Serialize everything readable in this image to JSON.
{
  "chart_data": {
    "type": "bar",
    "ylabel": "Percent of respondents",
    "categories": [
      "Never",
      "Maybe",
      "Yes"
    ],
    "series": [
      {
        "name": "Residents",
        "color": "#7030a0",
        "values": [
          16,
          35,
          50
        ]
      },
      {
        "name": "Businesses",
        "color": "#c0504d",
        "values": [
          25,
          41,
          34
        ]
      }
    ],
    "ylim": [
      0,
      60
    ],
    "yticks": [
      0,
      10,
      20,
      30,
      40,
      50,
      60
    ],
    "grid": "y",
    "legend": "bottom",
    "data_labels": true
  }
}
◆ ◆ ◆
> **What needs to be done**
Output the listing above exactly as it appears.

> **Answer for the task**
Serialize everything readable in this image to JSON.
{
  "chart_data": {
    "type": "bar",
    "ylabel": "Percent of respondents",
    "categories": [
      "Never",
      "Maybe",
      "Yes"
    ],
    "series": [
      {
        "name": "Residents",
        "color": "#7030a0",
        "values": [
          16,
          35,
          50
        ]
      },
      {
        "name": "Businesses",
        "color": "#c0504d",
        "values": [
          25,
          41,
          34
        ]
      }
    ],
    "ylim": [
      0,
      60
    ],
    "yticks": [
      0,
      10,
      20,
      30,
      40,
      50,
      60
    ],
    "grid": "y",
    "legend": "bottom",
    "data_labels": true
  }
}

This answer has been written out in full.